╭─ Stored data
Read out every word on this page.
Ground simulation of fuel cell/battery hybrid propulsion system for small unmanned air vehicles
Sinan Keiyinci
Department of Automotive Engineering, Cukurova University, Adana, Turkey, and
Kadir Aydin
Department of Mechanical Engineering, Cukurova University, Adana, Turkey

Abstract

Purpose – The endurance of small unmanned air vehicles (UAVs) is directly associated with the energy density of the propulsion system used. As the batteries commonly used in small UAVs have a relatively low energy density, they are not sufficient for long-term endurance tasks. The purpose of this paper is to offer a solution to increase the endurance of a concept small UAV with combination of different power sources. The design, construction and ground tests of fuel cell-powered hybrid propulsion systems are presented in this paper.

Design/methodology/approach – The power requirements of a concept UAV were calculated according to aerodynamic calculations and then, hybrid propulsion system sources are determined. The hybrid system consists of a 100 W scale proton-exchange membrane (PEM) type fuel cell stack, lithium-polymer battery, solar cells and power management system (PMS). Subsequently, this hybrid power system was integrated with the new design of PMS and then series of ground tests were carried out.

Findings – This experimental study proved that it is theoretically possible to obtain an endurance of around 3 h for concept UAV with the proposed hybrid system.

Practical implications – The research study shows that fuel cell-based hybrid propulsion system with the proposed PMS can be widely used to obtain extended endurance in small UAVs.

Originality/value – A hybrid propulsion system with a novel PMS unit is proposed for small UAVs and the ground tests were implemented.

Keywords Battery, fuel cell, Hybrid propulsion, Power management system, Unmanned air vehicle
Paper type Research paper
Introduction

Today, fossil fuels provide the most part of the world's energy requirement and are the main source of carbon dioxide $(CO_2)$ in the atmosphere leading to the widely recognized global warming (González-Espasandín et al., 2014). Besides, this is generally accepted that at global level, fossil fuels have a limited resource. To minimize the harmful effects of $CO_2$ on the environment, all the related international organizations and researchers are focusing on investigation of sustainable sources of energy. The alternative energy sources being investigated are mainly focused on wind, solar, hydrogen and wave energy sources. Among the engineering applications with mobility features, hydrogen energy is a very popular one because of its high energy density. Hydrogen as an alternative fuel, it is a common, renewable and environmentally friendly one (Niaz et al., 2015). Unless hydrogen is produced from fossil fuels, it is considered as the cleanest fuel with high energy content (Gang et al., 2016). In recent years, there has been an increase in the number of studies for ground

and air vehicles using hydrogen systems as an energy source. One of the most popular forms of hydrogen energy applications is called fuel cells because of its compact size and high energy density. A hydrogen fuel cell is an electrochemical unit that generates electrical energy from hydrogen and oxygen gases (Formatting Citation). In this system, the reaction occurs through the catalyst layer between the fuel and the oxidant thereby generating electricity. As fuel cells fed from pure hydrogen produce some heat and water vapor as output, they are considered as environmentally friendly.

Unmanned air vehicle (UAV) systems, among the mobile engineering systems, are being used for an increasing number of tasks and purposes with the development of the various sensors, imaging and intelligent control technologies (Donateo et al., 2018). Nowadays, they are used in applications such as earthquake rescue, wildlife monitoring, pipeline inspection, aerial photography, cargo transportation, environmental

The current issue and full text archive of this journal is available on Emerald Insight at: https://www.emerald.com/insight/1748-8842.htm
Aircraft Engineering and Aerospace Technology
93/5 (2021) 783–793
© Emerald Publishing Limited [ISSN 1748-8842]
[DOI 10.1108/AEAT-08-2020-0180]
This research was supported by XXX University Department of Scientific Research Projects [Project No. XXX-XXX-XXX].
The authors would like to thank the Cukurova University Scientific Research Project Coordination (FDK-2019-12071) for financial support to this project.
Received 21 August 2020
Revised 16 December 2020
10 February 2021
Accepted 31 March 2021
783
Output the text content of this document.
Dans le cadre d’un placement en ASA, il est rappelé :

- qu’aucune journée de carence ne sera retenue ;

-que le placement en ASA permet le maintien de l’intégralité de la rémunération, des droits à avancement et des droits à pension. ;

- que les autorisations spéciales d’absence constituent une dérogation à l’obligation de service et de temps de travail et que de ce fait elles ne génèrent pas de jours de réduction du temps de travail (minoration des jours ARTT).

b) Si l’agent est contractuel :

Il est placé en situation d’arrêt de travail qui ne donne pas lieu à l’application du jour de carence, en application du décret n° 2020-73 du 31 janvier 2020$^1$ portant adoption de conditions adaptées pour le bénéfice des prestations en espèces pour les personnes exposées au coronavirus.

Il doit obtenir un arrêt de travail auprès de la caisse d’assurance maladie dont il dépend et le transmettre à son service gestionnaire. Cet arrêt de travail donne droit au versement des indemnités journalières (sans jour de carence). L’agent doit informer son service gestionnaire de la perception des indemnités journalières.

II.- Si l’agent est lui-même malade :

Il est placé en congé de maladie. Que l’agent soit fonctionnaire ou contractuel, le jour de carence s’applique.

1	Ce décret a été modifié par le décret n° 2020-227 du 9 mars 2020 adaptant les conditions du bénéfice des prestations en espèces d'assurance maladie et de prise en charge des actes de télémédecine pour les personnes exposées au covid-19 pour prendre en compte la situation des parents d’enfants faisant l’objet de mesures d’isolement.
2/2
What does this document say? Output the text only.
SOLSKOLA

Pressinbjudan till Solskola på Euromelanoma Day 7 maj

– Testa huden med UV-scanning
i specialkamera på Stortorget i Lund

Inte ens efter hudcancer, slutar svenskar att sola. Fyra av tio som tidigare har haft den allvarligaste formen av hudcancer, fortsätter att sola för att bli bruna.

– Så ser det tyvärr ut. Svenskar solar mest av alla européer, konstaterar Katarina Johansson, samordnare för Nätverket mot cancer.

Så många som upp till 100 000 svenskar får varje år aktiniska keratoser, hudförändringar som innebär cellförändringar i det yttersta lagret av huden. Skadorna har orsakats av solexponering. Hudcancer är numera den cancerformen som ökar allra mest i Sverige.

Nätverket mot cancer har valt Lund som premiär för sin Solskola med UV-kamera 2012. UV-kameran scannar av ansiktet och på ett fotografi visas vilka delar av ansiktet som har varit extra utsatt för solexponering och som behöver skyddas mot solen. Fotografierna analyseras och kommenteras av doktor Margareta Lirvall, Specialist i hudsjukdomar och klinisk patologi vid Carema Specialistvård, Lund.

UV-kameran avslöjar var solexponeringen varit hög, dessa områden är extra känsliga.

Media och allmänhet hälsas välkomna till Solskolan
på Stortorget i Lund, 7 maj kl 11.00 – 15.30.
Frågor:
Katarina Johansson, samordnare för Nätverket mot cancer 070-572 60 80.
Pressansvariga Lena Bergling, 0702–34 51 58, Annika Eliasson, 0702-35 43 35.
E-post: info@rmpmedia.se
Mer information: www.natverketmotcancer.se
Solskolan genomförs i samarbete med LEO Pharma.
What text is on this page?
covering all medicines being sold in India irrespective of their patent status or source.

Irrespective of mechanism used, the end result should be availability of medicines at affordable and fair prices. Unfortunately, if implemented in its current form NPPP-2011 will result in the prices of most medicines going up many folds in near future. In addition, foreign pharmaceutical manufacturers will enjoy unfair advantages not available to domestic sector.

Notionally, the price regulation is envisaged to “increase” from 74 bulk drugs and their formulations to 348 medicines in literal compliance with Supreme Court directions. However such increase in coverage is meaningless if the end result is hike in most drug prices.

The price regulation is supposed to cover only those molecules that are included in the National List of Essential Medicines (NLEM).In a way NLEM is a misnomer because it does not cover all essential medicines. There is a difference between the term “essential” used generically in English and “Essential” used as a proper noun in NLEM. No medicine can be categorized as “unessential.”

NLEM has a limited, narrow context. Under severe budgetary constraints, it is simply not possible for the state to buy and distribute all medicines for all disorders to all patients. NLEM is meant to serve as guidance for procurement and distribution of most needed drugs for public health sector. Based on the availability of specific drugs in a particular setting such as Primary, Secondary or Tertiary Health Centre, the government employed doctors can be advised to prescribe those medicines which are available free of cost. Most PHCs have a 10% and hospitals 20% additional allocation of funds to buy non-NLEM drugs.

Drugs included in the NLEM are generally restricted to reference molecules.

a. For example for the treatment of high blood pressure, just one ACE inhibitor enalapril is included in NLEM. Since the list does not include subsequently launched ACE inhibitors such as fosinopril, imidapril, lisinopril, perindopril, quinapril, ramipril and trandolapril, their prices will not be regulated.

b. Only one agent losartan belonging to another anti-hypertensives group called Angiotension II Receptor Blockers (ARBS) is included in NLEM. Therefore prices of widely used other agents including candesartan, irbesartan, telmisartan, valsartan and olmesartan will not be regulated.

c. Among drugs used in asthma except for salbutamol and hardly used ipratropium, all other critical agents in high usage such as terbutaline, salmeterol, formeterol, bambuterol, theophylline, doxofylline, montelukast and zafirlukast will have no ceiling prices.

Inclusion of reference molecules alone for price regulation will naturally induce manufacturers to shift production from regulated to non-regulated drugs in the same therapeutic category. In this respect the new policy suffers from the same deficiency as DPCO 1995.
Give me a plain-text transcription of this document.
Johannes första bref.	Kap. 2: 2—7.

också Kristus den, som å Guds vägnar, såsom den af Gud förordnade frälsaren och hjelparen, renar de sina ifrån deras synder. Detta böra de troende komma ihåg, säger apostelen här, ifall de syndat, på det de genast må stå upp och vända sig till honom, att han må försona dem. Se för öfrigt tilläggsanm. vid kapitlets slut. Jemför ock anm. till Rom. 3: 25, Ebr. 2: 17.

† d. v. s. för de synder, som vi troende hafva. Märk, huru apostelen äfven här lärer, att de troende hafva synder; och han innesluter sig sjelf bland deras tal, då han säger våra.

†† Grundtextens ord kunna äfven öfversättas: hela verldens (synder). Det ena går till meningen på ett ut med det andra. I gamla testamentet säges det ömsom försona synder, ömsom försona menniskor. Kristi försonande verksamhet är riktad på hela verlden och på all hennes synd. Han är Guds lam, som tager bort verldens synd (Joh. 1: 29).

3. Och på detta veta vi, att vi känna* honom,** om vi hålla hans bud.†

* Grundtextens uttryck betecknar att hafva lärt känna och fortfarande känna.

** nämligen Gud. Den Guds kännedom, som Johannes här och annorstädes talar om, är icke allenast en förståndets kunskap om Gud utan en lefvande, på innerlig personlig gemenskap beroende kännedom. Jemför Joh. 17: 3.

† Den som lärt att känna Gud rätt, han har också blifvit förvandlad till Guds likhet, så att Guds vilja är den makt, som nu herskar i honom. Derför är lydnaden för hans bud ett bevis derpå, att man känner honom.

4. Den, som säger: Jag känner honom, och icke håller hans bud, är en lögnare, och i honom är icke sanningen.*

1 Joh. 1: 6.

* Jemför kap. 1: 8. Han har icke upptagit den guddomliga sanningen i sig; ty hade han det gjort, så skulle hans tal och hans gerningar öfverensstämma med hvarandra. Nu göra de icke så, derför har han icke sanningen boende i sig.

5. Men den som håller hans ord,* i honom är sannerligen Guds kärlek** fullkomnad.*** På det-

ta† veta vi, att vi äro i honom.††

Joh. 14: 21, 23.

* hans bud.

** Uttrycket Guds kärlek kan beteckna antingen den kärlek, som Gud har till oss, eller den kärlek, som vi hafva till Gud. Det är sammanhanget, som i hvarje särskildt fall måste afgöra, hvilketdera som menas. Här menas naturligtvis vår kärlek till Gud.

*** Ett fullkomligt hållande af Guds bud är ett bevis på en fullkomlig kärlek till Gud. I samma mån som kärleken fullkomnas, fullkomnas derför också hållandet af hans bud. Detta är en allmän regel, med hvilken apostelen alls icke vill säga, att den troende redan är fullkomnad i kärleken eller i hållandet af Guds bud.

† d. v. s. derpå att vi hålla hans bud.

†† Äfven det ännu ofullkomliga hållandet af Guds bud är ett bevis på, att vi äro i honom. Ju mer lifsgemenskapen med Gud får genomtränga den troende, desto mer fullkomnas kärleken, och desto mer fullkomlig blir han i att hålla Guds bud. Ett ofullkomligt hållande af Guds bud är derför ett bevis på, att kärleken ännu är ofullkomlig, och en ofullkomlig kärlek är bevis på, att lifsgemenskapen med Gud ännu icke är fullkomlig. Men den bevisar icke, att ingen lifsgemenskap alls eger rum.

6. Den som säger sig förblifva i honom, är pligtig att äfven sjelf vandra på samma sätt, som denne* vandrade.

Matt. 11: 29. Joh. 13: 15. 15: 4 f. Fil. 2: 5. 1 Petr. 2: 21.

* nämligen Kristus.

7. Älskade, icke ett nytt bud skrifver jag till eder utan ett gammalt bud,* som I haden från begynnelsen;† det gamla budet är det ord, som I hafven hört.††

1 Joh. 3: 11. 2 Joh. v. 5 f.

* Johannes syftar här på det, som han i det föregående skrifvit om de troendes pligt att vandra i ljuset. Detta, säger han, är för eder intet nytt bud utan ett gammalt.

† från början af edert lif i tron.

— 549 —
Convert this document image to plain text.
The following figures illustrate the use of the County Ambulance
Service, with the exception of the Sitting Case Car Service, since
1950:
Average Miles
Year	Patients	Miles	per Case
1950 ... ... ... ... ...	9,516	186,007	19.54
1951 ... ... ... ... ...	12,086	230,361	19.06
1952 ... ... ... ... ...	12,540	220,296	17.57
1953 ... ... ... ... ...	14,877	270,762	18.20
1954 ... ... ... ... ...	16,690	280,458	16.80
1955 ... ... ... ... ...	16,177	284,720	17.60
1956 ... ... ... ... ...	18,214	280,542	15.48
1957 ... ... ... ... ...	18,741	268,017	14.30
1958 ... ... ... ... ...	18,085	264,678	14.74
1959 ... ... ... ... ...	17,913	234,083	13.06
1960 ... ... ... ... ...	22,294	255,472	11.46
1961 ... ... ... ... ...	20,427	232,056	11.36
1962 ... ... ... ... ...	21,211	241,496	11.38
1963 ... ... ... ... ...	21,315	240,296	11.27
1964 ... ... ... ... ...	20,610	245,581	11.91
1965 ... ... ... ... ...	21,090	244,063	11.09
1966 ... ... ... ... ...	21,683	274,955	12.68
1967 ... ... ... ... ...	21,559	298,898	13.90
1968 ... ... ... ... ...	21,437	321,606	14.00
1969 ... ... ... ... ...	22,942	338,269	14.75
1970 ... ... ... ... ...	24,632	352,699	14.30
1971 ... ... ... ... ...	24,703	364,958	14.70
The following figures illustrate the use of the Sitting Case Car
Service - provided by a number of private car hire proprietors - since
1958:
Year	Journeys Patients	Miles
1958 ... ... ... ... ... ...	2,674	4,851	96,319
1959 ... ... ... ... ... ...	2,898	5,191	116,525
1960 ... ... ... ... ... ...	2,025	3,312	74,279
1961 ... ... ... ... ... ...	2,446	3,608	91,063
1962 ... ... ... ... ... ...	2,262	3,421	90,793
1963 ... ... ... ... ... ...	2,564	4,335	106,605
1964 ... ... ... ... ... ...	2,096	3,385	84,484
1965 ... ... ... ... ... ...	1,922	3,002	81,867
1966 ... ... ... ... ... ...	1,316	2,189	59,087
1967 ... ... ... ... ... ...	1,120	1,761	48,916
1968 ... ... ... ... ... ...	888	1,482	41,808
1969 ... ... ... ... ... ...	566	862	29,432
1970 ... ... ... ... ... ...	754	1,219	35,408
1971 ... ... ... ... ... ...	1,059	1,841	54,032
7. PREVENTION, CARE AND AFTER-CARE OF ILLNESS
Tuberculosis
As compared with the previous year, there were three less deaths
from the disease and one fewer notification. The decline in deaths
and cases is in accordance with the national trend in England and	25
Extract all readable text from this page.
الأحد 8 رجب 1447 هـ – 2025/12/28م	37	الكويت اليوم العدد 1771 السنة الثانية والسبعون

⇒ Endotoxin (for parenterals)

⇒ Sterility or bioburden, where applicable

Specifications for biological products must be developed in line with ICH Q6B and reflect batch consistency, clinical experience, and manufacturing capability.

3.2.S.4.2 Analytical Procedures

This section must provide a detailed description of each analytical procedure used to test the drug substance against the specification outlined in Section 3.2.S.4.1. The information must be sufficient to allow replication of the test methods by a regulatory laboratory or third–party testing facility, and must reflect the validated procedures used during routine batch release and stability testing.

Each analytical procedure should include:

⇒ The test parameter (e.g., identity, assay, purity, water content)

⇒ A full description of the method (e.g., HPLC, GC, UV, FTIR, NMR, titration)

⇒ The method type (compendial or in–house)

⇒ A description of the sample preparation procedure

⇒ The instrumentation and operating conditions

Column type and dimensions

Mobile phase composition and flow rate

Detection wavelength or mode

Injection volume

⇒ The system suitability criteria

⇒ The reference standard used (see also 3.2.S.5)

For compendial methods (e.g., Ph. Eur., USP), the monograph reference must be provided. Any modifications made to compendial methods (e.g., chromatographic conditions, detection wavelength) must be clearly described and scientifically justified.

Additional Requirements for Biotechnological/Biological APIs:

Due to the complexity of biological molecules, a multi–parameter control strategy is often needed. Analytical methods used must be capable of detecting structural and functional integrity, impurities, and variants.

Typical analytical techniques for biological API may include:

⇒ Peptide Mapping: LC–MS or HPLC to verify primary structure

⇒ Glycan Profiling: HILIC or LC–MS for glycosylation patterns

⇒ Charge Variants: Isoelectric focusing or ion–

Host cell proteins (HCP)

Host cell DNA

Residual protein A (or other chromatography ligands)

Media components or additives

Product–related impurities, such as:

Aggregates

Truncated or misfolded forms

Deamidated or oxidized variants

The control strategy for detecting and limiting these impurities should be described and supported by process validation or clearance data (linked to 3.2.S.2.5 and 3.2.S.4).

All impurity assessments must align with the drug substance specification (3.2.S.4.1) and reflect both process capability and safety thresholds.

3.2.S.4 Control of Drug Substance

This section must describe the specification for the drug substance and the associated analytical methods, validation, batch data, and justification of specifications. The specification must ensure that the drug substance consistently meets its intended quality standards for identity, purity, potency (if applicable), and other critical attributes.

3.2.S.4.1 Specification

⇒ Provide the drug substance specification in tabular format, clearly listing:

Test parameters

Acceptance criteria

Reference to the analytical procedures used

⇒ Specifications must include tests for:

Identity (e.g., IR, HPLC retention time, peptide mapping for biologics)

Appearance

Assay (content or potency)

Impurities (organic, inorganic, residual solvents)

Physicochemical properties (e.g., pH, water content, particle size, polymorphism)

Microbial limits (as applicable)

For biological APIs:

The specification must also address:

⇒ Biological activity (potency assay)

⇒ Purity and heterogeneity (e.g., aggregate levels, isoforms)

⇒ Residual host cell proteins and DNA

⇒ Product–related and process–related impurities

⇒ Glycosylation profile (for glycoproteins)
╰─
__Try it__: Take every line from the records above that has the word "friendly" and copy it.

__Answer to this task__:
Today, fossil fuels provide the most part of the world's energy requirement and are the main source of carbon dioxide $(CO_2)$ in the atmosphere leading to the widely recognized global warming (González-Espasandín et al., 2014). Besides, this is generally accepted that at global level, fossil fuels have a limited resource. To minimize the harmful effects of $CO_2$ on the environment, all the related international organizations and researchers are focusing on investigation of sustainable sources of energy. The alternative energy sources being investigated are mainly focused on wind, solar, hydrogen and wave energy sources. Among the engineering applications with mobility features, hydrogen energy is a very popular one because of its high energy density. Hydrogen as an alternative fuel, it is a common, renewable and environmentally friendly one (Niaz et al., 2015). Unless hydrogen is produced from fossil fuels, it is considered as the cleanest fuel with high energy content (Gang et al., 2016). In recent years, there has been an increase in the number of studies for ground
and air vehicles using hydrogen systems as an energy source. One of the most popular forms of hydrogen energy applications is called fuel cells because of its compact size and high energy density. A hydrogen fuel cell is an electrochemical unit that generates electrical energy from hydrogen and oxygen gases (Formatting Citation). In this system, the reaction occurs through the catalyst layer between the fuel and the oxidant thereby generating electricity. As fuel cells fed from pure hydrogen produce some heat and water vapor as output, they are considered as environmentally friendly.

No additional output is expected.